## begin RECORDS FOR THE TASK

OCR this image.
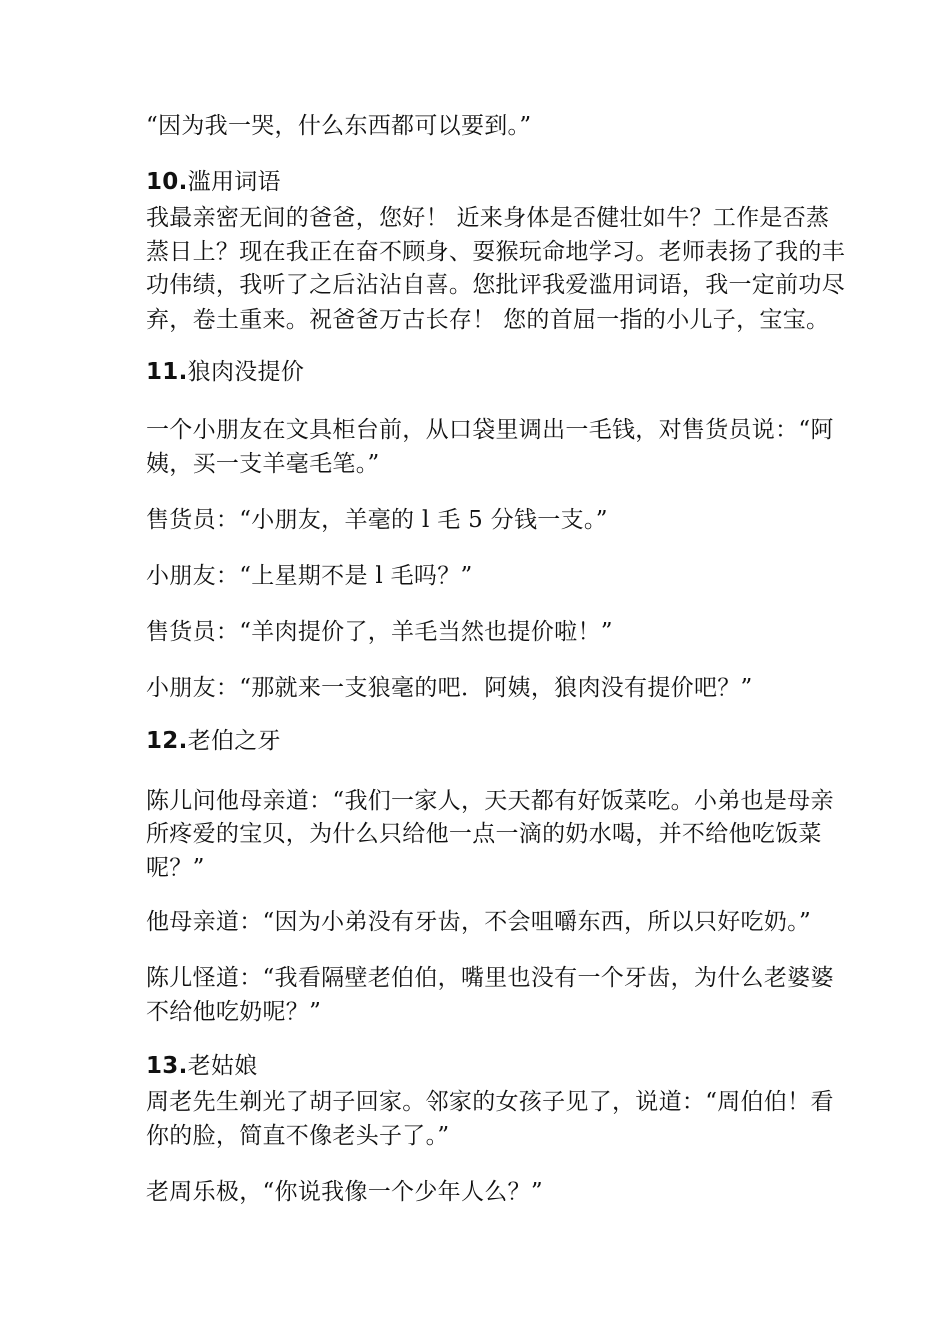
“因为我一哭，什么东西都可以要到。”
10.滥用词语
我最亲密无间的爸爸，您好！ 近来身体是否健壮如牛？工作是否蒸
蒸日上？现在我正在奋不顾身、耍猴玩命地学习。老师表扬了我的丰
功伟绩，我听了之后沾沾自喜。您批评我爱滥用词语，我一定前功尽
弃，卷土重来。祝爸爸万古长存！ 您的首屈一指的小儿子，宝宝。
11.狼肉没提价
一个小朋友在文具柜台前，从口袋里调出一毛钱，对售货员说：“阿
姨，买一支羊毫毛笔。”
售货员：“小朋友，羊毫的 l 毛 5 分钱一支。”
小朋友：“上星期不是 l 毛吗？”
售货员：“羊肉提价了，羊毛当然也提价啦！”
小朋友：“那就来一支狼毫的吧．阿姨，狼肉没有提价吧？”
12.老伯之牙
陈儿问他母亲道：“我们一家人，天天都有好饭菜吃。小弟也是母亲
所疼爱的宝贝，为什么只给他一点一滴的奶水喝，并不给他吃饭菜
呢？”
他母亲道：“因为小弟没有牙齿，不会咀嚼东西，所以只好吃奶。”
陈儿怪道：“我看隔壁老伯伯，嘴里也没有一个牙齿，为什么老婆婆
不给他吃奶呢？”
13.老姑娘
周老先生剃光了胡子回家。邻家的女孩子见了，说道：“周伯伯！看
你的脸，简直不像老头子了。”
老周乐极，“你说我像一个少年人么？”
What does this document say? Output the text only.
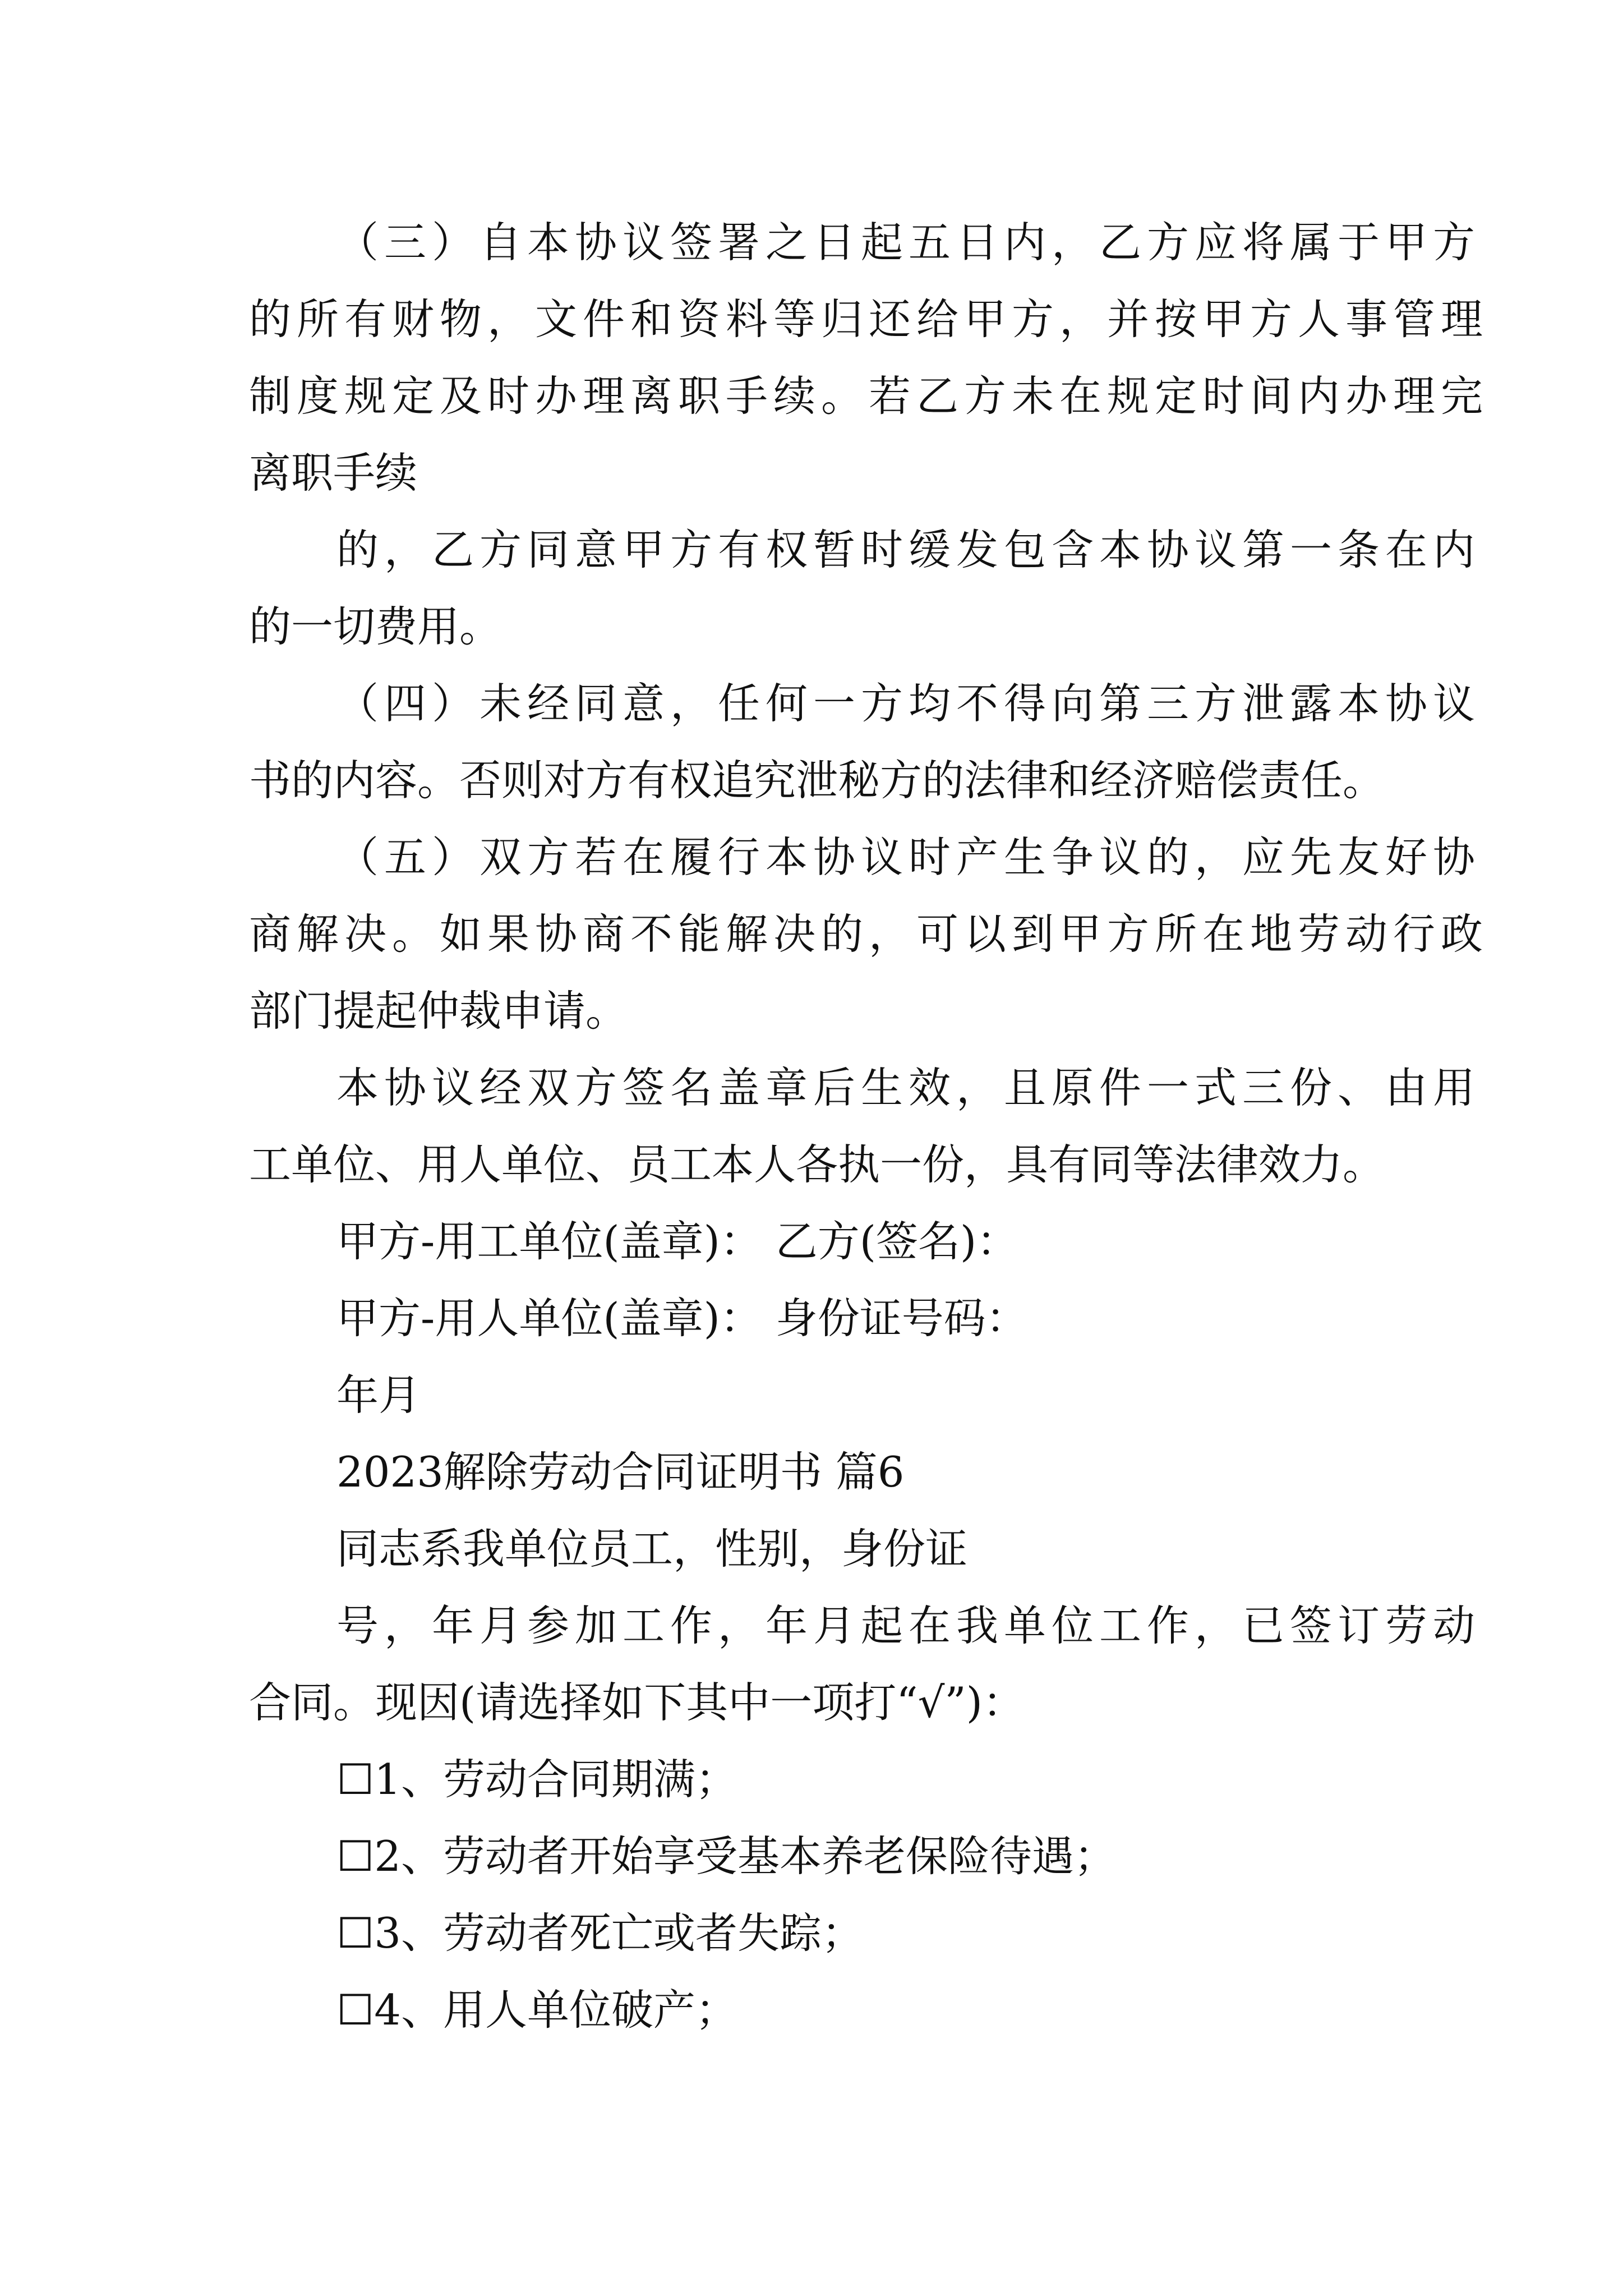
（三）自本协议签署之日起五日内，乙方应将属于甲方
的所有财物，文件和资料等归还给甲方，并按甲方人事管理
制度规定及时办理离职手续。若乙方未在规定时间内办理完
离职手续
的，乙方同意甲方有权暂时缓发包含本协议第一条在内
的一切费用。
（四）未经同意，任何一方均不得向第三方泄露本协议
书的内容。否则对方有权追究泄秘方的法律和经济赔偿责任。
（五）双方若在履行本协议时产生争议的，应先友好协
商解决。如果协商不能解决的，可以到甲方所在地劳动行政
部门提起仲裁申请。
本协议经双方签名盖章后生效，且原件一式三份、由用
工单位、用人单位、员工本人各执一份，具有同等法律效力。
甲方-用工单位(盖章)： 乙方(签名)：
甲方-用人单位(盖章)： 身份证号码：
年月
2023解除劳动合同证明书 篇6
同志系我单位员工，性别，身份证
号，年月参加工作，年月起在我单位工作，已签订劳动
合同。现因(请选择如下其中一项打“√”)：
☐1、劳动合同期满；
☐2、劳动者开始享受基本养老保险待遇；
☐3、劳动者死亡或者失踪；
☐4、用人单位破产；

## end RECORDS FOR THE TASK

### EXERCISE PROMPT
With pictures left out, repeat exactly the lines from the line bearing "What does this" through the final line of the records above.

### CORRECT ANSWER
What does this document say? Output the text only.
（三）自本协议签署之日起五日内，乙方应将属于甲方
的所有财物，文件和资料等归还给甲方，并按甲方人事管理
制度规定及时办理离职手续。若乙方未在规定时间内办理完
离职手续
的，乙方同意甲方有权暂时缓发包含本协议第一条在内
的一切费用。
（四）未经同意，任何一方均不得向第三方泄露本协议
书的内容。否则对方有权追究泄秘方的法律和经济赔偿责任。
（五）双方若在履行本协议时产生争议的，应先友好协
商解决。如果协商不能解决的，可以到甲方所在地劳动行政
部门提起仲裁申请。
本协议经双方签名盖章后生效，且原件一式三份、由用
工单位、用人单位、员工本人各执一份，具有同等法律效力。
甲方-用工单位(盖章)： 乙方(签名)：
甲方-用人单位(盖章)： 身份证号码：
年月
2023解除劳动合同证明书 篇6
同志系我单位员工，性别，身份证
号，年月参加工作，年月起在我单位工作，已签订劳动
合同。现因(请选择如下其中一项打“√”)：
☐1、劳动合同期满；
☐2、劳动者开始享受基本养老保险待遇；
☐3、劳动者死亡或者失踪；
☐4、用人单位破产；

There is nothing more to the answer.